Listed entries:
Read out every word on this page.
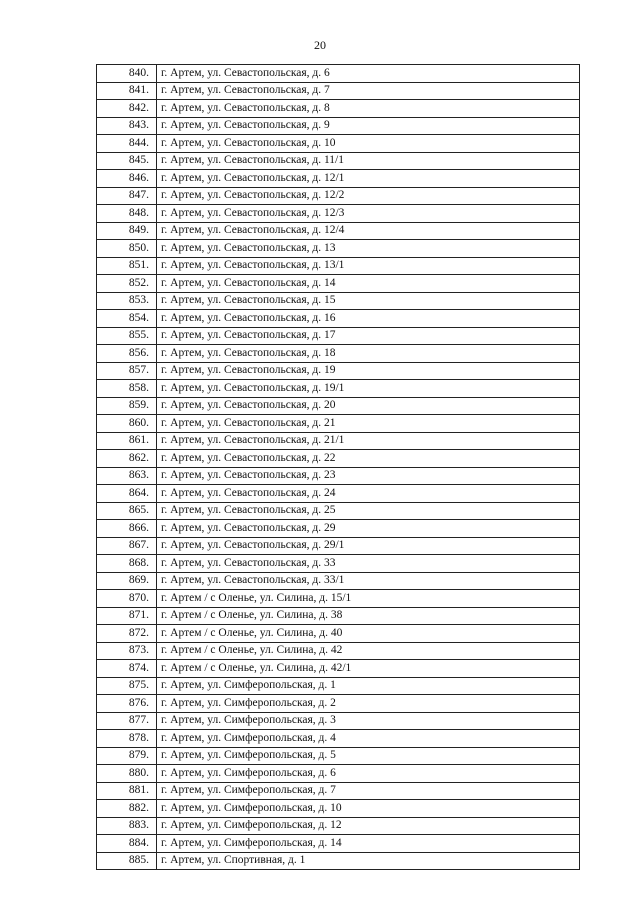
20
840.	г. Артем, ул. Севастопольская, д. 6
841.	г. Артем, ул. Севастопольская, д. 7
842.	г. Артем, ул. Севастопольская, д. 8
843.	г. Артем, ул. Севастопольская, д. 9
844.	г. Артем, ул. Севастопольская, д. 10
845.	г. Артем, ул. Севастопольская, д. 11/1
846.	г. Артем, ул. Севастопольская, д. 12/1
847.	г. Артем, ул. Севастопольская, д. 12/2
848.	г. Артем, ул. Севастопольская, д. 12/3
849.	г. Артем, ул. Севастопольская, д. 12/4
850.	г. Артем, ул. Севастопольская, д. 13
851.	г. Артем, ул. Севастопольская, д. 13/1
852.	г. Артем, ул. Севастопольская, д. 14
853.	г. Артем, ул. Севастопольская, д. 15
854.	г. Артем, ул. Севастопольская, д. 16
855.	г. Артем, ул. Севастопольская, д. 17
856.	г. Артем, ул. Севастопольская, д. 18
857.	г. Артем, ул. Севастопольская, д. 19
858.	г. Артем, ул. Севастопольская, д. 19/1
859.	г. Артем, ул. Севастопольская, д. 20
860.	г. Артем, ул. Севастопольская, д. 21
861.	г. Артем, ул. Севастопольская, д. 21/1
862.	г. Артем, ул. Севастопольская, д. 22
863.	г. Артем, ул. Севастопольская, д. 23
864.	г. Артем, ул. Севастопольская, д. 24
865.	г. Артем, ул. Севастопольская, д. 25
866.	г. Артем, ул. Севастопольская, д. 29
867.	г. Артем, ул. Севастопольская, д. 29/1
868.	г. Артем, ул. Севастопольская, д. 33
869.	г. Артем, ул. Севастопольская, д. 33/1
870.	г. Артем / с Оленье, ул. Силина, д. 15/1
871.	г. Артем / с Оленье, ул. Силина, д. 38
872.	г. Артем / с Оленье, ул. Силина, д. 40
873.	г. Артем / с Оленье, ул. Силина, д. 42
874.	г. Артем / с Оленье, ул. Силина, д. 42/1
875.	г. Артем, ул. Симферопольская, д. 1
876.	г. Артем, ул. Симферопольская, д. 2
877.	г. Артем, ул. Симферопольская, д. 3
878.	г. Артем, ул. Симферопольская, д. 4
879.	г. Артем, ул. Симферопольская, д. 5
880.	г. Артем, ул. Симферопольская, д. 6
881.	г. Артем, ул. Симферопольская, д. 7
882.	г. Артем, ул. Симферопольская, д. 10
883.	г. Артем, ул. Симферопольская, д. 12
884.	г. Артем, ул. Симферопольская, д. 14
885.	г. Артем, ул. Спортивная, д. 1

* * *

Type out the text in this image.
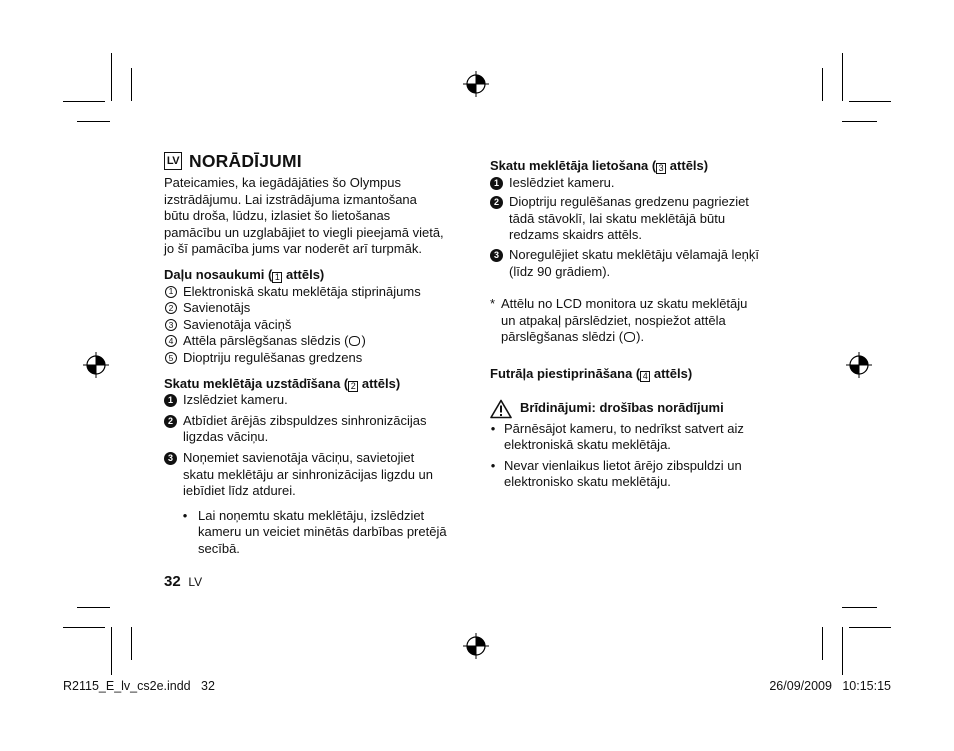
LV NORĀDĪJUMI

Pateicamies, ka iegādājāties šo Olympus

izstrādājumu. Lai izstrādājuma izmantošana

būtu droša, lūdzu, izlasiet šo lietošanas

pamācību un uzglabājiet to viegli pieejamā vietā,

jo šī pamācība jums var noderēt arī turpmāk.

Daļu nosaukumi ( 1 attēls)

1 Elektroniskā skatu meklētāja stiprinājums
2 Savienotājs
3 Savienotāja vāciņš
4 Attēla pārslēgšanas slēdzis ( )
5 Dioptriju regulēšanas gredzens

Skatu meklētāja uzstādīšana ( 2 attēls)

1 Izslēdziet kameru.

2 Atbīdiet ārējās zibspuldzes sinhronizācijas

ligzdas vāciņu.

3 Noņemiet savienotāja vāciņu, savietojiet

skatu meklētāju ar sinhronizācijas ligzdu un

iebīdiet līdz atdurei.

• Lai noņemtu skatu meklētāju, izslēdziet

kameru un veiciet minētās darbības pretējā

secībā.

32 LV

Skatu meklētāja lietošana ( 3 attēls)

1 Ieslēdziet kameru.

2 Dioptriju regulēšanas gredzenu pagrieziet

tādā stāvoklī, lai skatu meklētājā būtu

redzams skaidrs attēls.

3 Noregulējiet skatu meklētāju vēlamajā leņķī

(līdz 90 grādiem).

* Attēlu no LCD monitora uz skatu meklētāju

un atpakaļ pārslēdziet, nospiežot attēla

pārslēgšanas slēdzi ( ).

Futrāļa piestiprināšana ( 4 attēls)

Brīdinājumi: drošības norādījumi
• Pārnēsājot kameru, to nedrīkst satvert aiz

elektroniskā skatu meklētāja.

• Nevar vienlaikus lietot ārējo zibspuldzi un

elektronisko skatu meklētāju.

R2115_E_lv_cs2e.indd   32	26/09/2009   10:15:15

Goal of the exercise: Only the number is wanted: how many lines of the data contain the word "regulēšanas"?

Task answer: 2